(Figure record extracts)

begin

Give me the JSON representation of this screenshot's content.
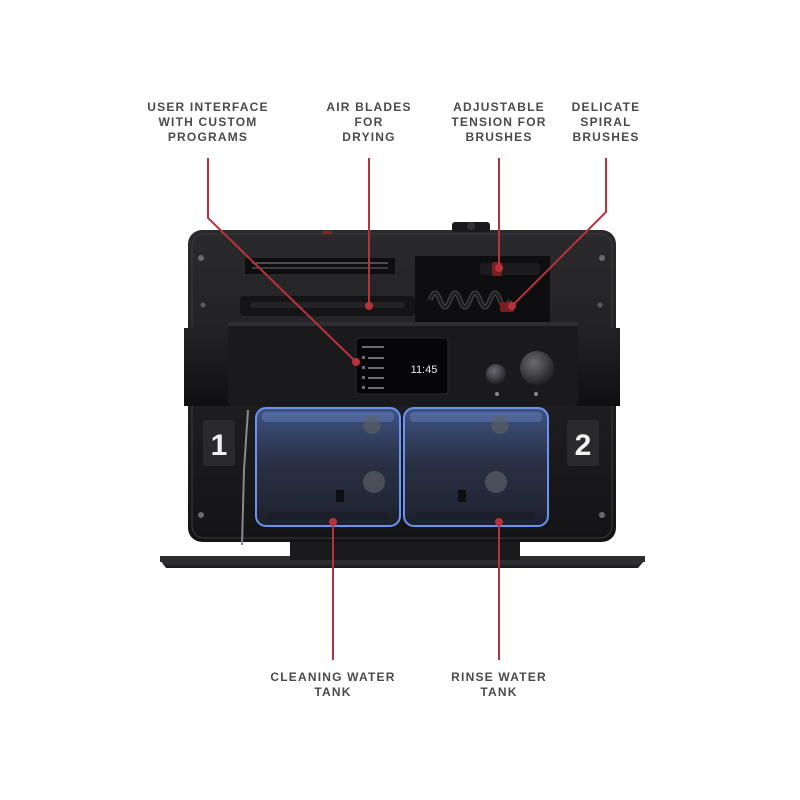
{
  "callouts": {
    "user_interface": "USER INTERFACE\nWITH CUSTOM\nPROGRAMS",
    "air_blades": "AIR BLADES\nFOR\nDRYING",
    "adjustable_tension": "ADJUSTABLE\nTENSION FOR\nBRUSHES",
    "spiral_brushes": "DELICATE\nSPIRAL\nBRUSHES",
    "cleaning_tank": "CLEANING WATER\nTANK",
    "rinse_tank": "RINSE WATER\nTANK"
  },
  "machine": {
    "screen_time": "11:45",
    "tank_left_number": "1",
    "tank_right_number": "2"
  },
  "colors": {
    "leader_line": "#b8323c",
    "label_text": "#4a4a4a",
    "machine_body": "#1c1c1e",
    "tank_glow": "#3d6fd8"
  }
}
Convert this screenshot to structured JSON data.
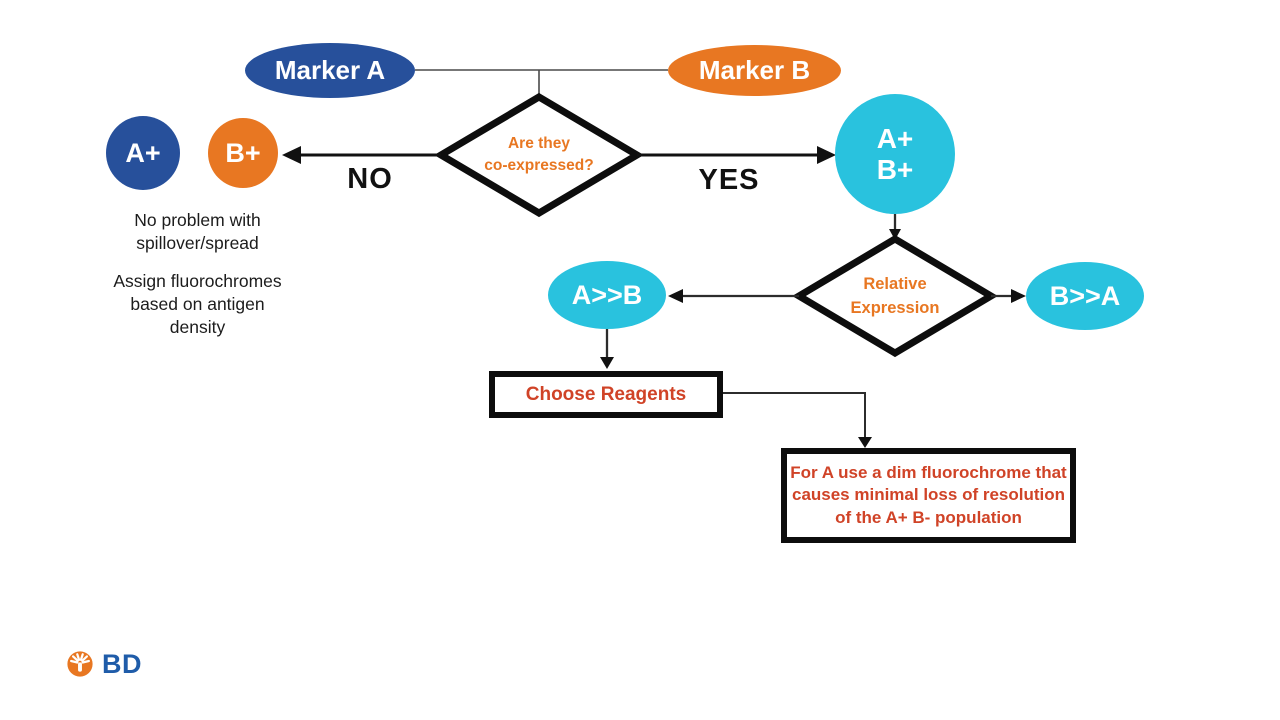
{
  "palette": {
    "blue": "#27509B",
    "orange": "#E87722",
    "cyan": "#29C2DE",
    "red": "#D04327",
    "logo_blue": "#1F5CA9"
  },
  "nodes": {
    "marker_a": "Marker A",
    "marker_b": "Marker B",
    "decision1": "Are they\nco-expressed?",
    "no_label": "NO",
    "yes_label": "YES",
    "a_plus": "A+",
    "b_plus": "B+",
    "a_plus_b_plus": "A+\nB+",
    "decision2": "Relative\nExpression",
    "a_much_greater_b": "A>>B",
    "b_much_greater_a": "B>>A",
    "choose_reagents": "Choose Reagents",
    "advice": "For A use a dim fluorochrome that\ncauses minimal loss of resolution\nof the A+ B- population",
    "note_spillover": "No problem with\nspillover/spread",
    "note_assign": "Assign fluorochromes\nbased on antigen\ndensity"
  },
  "footer": {
    "logo_text": "BD"
  }
}
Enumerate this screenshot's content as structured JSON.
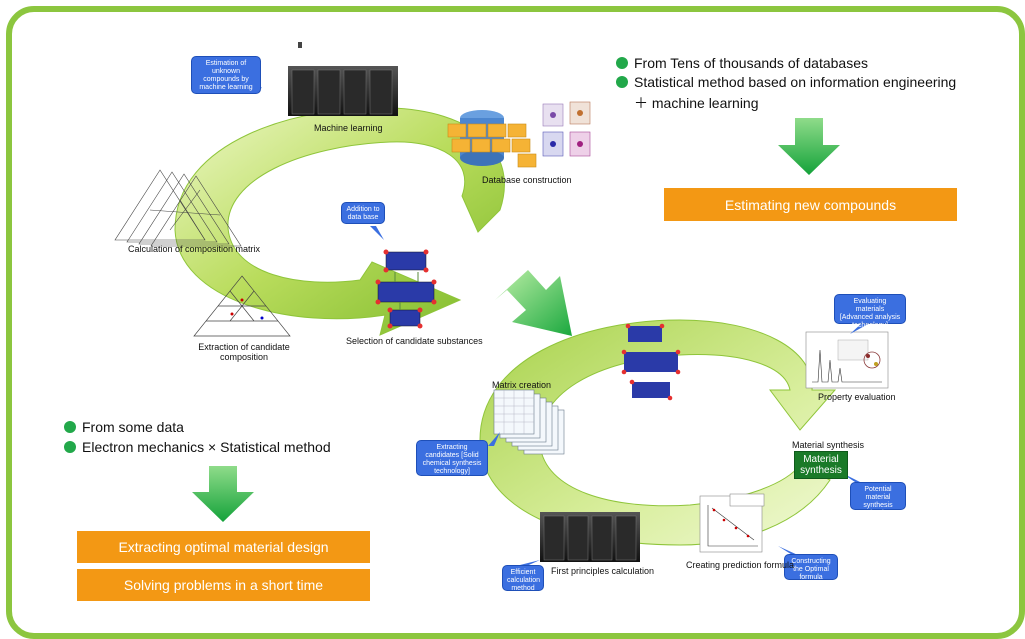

end

Which lines hold the word "content"? Copy every one of them.

Task answer
Give me the JSON representation of this screenshot's content.
Enumerate this screenshot's content as structured JSON.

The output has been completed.